- **Written request**
Retype each entry below exactly as it stands.

(Collected data entries)
□ □ □ □ □

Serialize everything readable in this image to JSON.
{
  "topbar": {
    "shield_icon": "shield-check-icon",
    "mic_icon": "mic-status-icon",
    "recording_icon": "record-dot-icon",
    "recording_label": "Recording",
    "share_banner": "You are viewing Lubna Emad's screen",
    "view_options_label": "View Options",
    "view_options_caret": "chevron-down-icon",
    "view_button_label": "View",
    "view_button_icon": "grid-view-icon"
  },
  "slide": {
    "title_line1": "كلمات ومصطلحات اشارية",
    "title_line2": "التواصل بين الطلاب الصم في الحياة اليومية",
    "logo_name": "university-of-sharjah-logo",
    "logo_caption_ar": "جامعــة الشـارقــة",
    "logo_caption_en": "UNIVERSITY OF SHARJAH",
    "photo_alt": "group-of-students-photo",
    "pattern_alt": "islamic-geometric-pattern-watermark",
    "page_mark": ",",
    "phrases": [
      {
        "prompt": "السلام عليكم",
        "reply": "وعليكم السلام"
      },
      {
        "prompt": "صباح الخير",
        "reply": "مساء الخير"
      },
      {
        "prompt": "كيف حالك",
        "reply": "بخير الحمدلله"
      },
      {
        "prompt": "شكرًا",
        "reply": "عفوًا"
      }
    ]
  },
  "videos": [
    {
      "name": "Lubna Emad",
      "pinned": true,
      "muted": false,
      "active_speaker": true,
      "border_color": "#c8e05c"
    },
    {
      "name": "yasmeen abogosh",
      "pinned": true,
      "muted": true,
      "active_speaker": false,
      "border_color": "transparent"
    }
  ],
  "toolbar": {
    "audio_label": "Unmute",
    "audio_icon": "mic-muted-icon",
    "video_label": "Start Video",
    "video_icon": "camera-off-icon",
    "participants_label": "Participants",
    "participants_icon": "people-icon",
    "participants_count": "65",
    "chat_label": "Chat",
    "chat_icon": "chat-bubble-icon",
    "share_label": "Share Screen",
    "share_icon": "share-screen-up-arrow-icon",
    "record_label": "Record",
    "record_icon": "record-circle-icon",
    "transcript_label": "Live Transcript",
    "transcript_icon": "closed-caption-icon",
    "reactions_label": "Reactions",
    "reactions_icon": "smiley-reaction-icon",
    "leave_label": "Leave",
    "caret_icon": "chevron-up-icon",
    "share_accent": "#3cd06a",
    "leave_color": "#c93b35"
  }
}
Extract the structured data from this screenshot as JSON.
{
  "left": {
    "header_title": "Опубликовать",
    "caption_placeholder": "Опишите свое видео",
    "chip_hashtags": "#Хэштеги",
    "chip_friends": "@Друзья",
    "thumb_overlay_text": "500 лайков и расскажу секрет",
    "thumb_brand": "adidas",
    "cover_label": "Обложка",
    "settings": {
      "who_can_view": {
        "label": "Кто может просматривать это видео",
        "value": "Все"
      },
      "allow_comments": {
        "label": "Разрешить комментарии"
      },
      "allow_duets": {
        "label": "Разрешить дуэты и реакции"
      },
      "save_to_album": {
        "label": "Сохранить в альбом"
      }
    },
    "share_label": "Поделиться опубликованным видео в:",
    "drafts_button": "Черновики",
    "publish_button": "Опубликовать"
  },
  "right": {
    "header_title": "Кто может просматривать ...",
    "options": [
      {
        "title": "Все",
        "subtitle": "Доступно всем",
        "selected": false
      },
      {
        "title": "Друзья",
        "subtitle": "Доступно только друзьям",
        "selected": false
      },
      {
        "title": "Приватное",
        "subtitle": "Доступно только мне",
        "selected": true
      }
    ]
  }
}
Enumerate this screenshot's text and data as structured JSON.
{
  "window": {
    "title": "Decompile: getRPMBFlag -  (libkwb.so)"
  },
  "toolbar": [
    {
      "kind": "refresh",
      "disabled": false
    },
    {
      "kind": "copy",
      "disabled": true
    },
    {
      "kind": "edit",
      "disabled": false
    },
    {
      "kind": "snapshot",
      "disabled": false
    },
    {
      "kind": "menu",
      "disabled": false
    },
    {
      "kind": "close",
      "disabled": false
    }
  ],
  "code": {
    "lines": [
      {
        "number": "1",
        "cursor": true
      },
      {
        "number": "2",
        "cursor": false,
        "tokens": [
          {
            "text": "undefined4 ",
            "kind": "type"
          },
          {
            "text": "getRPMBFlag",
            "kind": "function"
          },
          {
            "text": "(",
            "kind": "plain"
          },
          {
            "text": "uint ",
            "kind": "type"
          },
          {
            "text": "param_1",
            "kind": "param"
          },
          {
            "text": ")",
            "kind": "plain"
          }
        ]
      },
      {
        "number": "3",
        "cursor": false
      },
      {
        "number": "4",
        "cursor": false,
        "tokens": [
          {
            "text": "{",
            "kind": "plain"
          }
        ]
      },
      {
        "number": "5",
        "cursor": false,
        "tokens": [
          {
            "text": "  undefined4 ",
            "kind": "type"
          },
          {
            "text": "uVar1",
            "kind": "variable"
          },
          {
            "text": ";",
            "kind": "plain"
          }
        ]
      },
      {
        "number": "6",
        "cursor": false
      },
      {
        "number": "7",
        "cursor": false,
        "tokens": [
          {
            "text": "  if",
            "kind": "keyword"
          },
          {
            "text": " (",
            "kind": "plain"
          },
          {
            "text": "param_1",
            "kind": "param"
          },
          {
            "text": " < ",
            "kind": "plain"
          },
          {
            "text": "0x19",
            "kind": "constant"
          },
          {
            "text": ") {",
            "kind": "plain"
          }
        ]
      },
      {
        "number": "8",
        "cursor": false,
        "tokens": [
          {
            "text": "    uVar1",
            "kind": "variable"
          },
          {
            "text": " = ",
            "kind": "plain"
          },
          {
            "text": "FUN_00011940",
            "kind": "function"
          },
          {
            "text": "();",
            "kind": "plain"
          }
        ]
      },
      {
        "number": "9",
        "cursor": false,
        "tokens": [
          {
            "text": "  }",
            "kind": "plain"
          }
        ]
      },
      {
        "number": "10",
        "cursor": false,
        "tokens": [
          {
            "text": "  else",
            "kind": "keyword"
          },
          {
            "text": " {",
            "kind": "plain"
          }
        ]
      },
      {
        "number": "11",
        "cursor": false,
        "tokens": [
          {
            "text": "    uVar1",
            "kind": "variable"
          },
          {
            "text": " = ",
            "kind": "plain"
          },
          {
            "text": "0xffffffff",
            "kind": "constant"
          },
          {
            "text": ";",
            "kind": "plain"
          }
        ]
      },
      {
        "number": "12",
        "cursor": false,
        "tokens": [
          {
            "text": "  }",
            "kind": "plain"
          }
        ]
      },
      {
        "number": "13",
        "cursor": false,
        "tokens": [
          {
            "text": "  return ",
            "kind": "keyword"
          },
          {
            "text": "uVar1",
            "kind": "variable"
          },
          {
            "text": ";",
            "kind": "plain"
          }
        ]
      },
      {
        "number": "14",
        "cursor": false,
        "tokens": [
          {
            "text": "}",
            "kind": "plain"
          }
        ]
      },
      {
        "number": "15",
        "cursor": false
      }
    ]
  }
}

□ □ □ □ □

- **Exercise result**
Serialize everything readable in this image to JSON.
{
  "topbar": {
    "shield_icon": "shield-check-icon",
    "mic_icon": "mic-status-icon",
    "recording_icon": "record-dot-icon",
    "recording_label": "Recording",
    "share_banner": "You are viewing Lubna Emad's screen",
    "view_options_label": "View Options",
    "view_options_caret": "chevron-down-icon",
    "view_button_label": "View",
    "view_button_icon": "grid-view-icon"
  },
  "slide": {
    "title_line1": "كلمات ومصطلحات اشارية",
    "title_line2": "التواصل بين الطلاب الصم في الحياة اليومية",
    "logo_name": "university-of-sharjah-logo",
    "logo_caption_ar": "جامعــة الشـارقــة",
    "logo_caption_en": "UNIVERSITY OF SHARJAH",
    "photo_alt": "group-of-students-photo",
    "pattern_alt": "islamic-geometric-pattern-watermark",
    "page_mark": ",",
    "phrases": [
      {
        "prompt": "السلام عليكم",
        "reply": "وعليكم السلام"
      },
      {
        "prompt": "صباح الخير",
        "reply": "مساء الخير"
      },
      {
        "prompt": "كيف حالك",
        "reply": "بخير الحمدلله"
      },
      {
        "prompt": "شكرًا",
        "reply": "عفوًا"
      }
    ]
  },
  "videos": [
    {
      "name": "Lubna Emad",
      "pinned": true,
      "muted": false,
      "active_speaker": true,
      "border_color": "#c8e05c"
    },
    {
      "name": "yasmeen abogosh",
      "pinned": true,
      "muted": true,
      "active_speaker": false,
      "border_color": "transparent"
    }
  ],
  "toolbar": {
    "audio_label": "Unmute",
    "audio_icon": "mic-muted-icon",
    "video_label": "Start Video",
    "video_icon": "camera-off-icon",
    "participants_label": "Participants",
    "participants_icon": "people-icon",
    "participants_count": "65",
    "chat_label": "Chat",
    "chat_icon": "chat-bubble-icon",
    "share_label": "Share Screen",
    "share_icon": "share-screen-up-arrow-icon",
    "record_label": "Record",
    "record_icon": "record-circle-icon",
    "transcript_label": "Live Transcript",
    "transcript_icon": "closed-caption-icon",
    "reactions_label": "Reactions",
    "reactions_icon": "smiley-reaction-icon",
    "leave_label": "Leave",
    "caret_icon": "chevron-up-icon",
    "share_accent": "#3cd06a",
    "leave_color": "#c93b35"
  }
}
Extract the structured data from this screenshot as JSON.
{
  "left": {
    "header_title": "Опубликовать",
    "caption_placeholder": "Опишите свое видео",
    "chip_hashtags": "#Хэштеги",
    "chip_friends": "@Друзья",
    "thumb_overlay_text": "500 лайков и расскажу секрет",
    "thumb_brand": "adidas",
    "cover_label": "Обложка",
    "settings": {
      "who_can_view": {
        "label": "Кто может просматривать это видео",
        "value": "Все"
      },
      "allow_comments": {
        "label": "Разрешить комментарии"
      },
      "allow_duets": {
        "label": "Разрешить дуэты и реакции"
      },
      "save_to_album": {
        "label": "Сохранить в альбом"
      }
    },
    "share_label": "Поделиться опубликованным видео в:",
    "drafts_button": "Черновики",
    "publish_button": "Опубликовать"
  },
  "right": {
    "header_title": "Кто может просматривать ...",
    "options": [
      {
        "title": "Все",
        "subtitle": "Доступно всем",
        "selected": false
      },
      {
        "title": "Друзья",
        "subtitle": "Доступно только друзьям",
        "selected": false
      },
      {
        "title": "Приватное",
        "subtitle": "Доступно только мне",
        "selected": true
      }
    ]
  }
}
Enumerate this screenshot's text and data as structured JSON.
{
  "window": {
    "title": "Decompile: getRPMBFlag -  (libkwb.so)"
  },
  "toolbar": [
    {
      "kind": "refresh",
      "disabled": false
    },
    {
      "kind": "copy",
      "disabled": true
    },
    {
      "kind": "edit",
      "disabled": false
    },
    {
      "kind": "snapshot",
      "disabled": false
    },
    {
      "kind": "menu",
      "disabled": false
    },
    {
      "kind": "close",
      "disabled": false
    }
  ],
  "code": {
    "lines": [
      {
        "number": "1",
        "cursor": true
      },
      {
        "number": "2",
        "cursor": false,
        "tokens": [
          {
            "text": "undefined4 ",
            "kind": "type"
          },
          {
            "text": "getRPMBFlag",
            "kind": "function"
          },
          {
            "text": "(",
            "kind": "plain"
          },
          {
            "text": "uint ",
            "kind": "type"
          },
          {
            "text": "param_1",
            "kind": "param"
          },
          {
            "text": ")",
            "kind": "plain"
          }
        ]
      },
      {
        "number": "3",
        "cursor": false
      },
      {
        "number": "4",
        "cursor": false,
        "tokens": [
          {
            "text": "{",
            "kind": "plain"
          }
        ]
      },
      {
        "number": "5",
        "cursor": false,
        "tokens": [
          {
            "text": "  undefined4 ",
            "kind": "type"
          },
          {
            "text": "uVar1",
            "kind": "variable"
          },
          {
            "text": ";",
            "kind": "plain"
          }
        ]
      },
      {
        "number": "6",
        "cursor": false
      },
      {
        "number": "7",
        "cursor": false,
        "tokens": [
          {
            "text": "  if",
            "kind": "keyword"
          },
          {
            "text": " (",
            "kind": "plain"
          },
          {
            "text": "param_1",
            "kind": "param"
          },
          {
            "text": " < ",
            "kind": "plain"
          },
          {
            "text": "0x19",
            "kind": "constant"
          },
          {
            "text": ") {",
            "kind": "plain"
          }
        ]
      },
      {
        "number": "8",
        "cursor": false,
        "tokens": [
          {
            "text": "    uVar1",
            "kind": "variable"
          },
          {
            "text": " = ",
            "kind": "plain"
          },
          {
            "text": "FUN_00011940",
            "kind": "function"
          },
          {
            "text": "();",
            "kind": "plain"
          }
        ]
      },
      {
        "number": "9",
        "cursor": false,
        "tokens": [
          {
            "text": "  }",
            "kind": "plain"
          }
        ]
      },
      {
        "number": "10",
        "cursor": false,
        "tokens": [
          {
            "text": "  else",
            "kind": "keyword"
          },
          {
            "text": " {",
            "kind": "plain"
          }
        ]
      },
      {
        "number": "11",
        "cursor": false,
        "tokens": [
          {
            "text": "    uVar1",
            "kind": "variable"
          },
          {
            "text": " = ",
            "kind": "plain"
          },
          {
            "text": "0xffffffff",
            "kind": "constant"
          },
          {
            "text": ";",
            "kind": "plain"
          }
        ]
      },
      {
        "number": "12",
        "cursor": false,
        "tokens": [
          {
            "text": "  }",
            "kind": "plain"
          }
        ]
      },
      {
        "number": "13",
        "cursor": false,
        "tokens": [
          {
            "text": "  return ",
            "kind": "keyword"
          },
          {
            "text": "uVar1",
            "kind": "variable"
          },
          {
            "text": ";",
            "kind": "plain"
          }
        ]
      },
      {
        "number": "14",
        "cursor": false,
        "tokens": [
          {
            "text": "}",
            "kind": "plain"
          }
        ]
      },
      {
        "number": "15",
        "cursor": false
      }
    ]
  }
}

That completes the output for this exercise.